→ **To be done**:
Output an exact reproduction of the data.

→ **Information given**:

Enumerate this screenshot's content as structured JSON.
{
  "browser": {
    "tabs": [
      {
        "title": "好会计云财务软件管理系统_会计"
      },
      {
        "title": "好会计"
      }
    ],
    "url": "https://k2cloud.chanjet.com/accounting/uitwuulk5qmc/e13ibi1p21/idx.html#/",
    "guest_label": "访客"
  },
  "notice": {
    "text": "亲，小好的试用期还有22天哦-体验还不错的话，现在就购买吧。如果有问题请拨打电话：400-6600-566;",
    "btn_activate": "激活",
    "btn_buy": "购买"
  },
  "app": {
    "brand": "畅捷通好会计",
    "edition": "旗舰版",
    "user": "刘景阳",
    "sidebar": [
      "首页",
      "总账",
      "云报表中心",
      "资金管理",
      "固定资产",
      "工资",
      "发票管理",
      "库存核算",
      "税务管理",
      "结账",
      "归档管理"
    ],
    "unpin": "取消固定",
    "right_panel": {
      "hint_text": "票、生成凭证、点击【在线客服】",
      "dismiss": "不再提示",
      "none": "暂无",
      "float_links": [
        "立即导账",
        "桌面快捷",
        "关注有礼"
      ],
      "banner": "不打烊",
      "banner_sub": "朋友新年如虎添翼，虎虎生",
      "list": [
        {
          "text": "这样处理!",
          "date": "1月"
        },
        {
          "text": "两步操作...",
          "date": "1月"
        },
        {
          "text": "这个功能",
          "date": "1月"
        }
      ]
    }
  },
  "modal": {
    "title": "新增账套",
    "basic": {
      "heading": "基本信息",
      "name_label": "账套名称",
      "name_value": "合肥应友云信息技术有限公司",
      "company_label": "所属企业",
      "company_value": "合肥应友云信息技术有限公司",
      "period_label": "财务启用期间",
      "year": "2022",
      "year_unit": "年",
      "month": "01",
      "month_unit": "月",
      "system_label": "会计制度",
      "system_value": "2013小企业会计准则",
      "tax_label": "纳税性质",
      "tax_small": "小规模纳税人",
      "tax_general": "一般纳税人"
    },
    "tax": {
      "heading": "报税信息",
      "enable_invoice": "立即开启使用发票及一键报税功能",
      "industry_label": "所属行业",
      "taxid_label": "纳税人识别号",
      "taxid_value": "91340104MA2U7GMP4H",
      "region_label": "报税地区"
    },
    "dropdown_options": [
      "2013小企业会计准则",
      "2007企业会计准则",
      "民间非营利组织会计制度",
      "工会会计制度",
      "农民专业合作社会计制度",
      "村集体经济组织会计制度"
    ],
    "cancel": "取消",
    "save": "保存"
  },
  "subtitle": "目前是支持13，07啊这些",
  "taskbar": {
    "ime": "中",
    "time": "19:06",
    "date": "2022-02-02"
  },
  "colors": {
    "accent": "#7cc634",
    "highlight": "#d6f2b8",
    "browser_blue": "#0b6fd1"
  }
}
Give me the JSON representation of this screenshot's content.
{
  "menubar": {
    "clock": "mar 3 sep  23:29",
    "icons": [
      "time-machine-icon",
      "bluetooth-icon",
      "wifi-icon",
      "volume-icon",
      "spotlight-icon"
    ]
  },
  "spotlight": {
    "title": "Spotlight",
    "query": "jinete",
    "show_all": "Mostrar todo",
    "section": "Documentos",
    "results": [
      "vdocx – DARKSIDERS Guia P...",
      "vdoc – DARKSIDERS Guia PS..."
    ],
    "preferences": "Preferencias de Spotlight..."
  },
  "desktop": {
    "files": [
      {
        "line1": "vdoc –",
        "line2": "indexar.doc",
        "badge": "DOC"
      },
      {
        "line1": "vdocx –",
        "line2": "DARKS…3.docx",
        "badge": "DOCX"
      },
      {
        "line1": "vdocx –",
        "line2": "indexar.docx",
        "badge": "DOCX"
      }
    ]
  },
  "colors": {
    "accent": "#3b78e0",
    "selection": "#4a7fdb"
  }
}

→ **Response to this task**:
Enumerate this screenshot's content as structured JSON.
{
  "browser": {
    "tabs": [
      {
        "title": "好会计云财务软件管理系统_会计"
      },
      {
        "title": "好会计"
      }
    ],
    "url": "https://k2cloud.chanjet.com/accounting/uitwuulk5qmc/e13ibi1p21/idx.html#/",
    "guest_label": "访客"
  },
  "notice": {
    "text": "亲，小好的试用期还有22天哦-体验还不错的话，现在就购买吧。如果有问题请拨打电话：400-6600-566;",
    "btn_activate": "激活",
    "btn_buy": "购买"
  },
  "app": {
    "brand": "畅捷通好会计",
    "edition": "旗舰版",
    "user": "刘景阳",
    "sidebar": [
      "首页",
      "总账",
      "云报表中心",
      "资金管理",
      "固定资产",
      "工资",
      "发票管理",
      "库存核算",
      "税务管理",
      "结账",
      "归档管理"
    ],
    "unpin": "取消固定",
    "right_panel": {
      "hint_text": "票、生成凭证、点击【在线客服】",
      "dismiss": "不再提示",
      "none": "暂无",
      "float_links": [
        "立即导账",
        "桌面快捷",
        "关注有礼"
      ],
      "banner": "不打烊",
      "banner_sub": "朋友新年如虎添翼，虎虎生",
      "list": [
        {
          "text": "这样处理!",
          "date": "1月"
        },
        {
          "text": "两步操作...",
          "date": "1月"
        },
        {
          "text": "这个功能",
          "date": "1月"
        }
      ]
    }
  },
  "modal": {
    "title": "新增账套",
    "basic": {
      "heading": "基本信息",
      "name_label": "账套名称",
      "name_value": "合肥应友云信息技术有限公司",
      "company_label": "所属企业",
      "company_value": "合肥应友云信息技术有限公司",
      "period_label": "财务启用期间",
      "year": "2022",
      "year_unit": "年",
      "month": "01",
      "month_unit": "月",
      "system_label": "会计制度",
      "system_value": "2013小企业会计准则",
      "tax_label": "纳税性质",
      "tax_small": "小规模纳税人",
      "tax_general": "一般纳税人"
    },
    "tax": {
      "heading": "报税信息",
      "enable_invoice": "立即开启使用发票及一键报税功能",
      "industry_label": "所属行业",
      "taxid_label": "纳税人识别号",
      "taxid_value": "91340104MA2U7GMP4H",
      "region_label": "报税地区"
    },
    "dropdown_options": [
      "2013小企业会计准则",
      "2007企业会计准则",
      "民间非营利组织会计制度",
      "工会会计制度",
      "农民专业合作社会计制度",
      "村集体经济组织会计制度"
    ],
    "cancel": "取消",
    "save": "保存"
  },
  "subtitle": "目前是支持13，07啊这些",
  "taskbar": {
    "ime": "中",
    "time": "19:06",
    "date": "2022-02-02"
  },
  "colors": {
    "accent": "#7cc634",
    "highlight": "#d6f2b8",
    "browser_blue": "#0b6fd1"
  }
}
Give me the JSON representation of this screenshot's content.
{
  "menubar": {
    "clock": "mar 3 sep  23:29",
    "icons": [
      "time-machine-icon",
      "bluetooth-icon",
      "wifi-icon",
      "volume-icon",
      "spotlight-icon"
    ]
  },
  "spotlight": {
    "title": "Spotlight",
    "query": "jinete",
    "show_all": "Mostrar todo",
    "section": "Documentos",
    "results": [
      "vdocx – DARKSIDERS Guia P...",
      "vdoc – DARKSIDERS Guia PS..."
    ],
    "preferences": "Preferencias de Spotlight..."
  },
  "desktop": {
    "files": [
      {
        "line1": "vdoc –",
        "line2": "indexar.doc",
        "badge": "DOC"
      },
      {
        "line1": "vdocx –",
        "line2": "DARKS…3.docx",
        "badge": "DOCX"
      },
      {
        "line1": "vdocx –",
        "line2": "indexar.docx",
        "badge": "DOCX"
      }
    ]
  },
  "colors": {
    "accent": "#3b78e0",
    "selection": "#4a7fdb"
  }
}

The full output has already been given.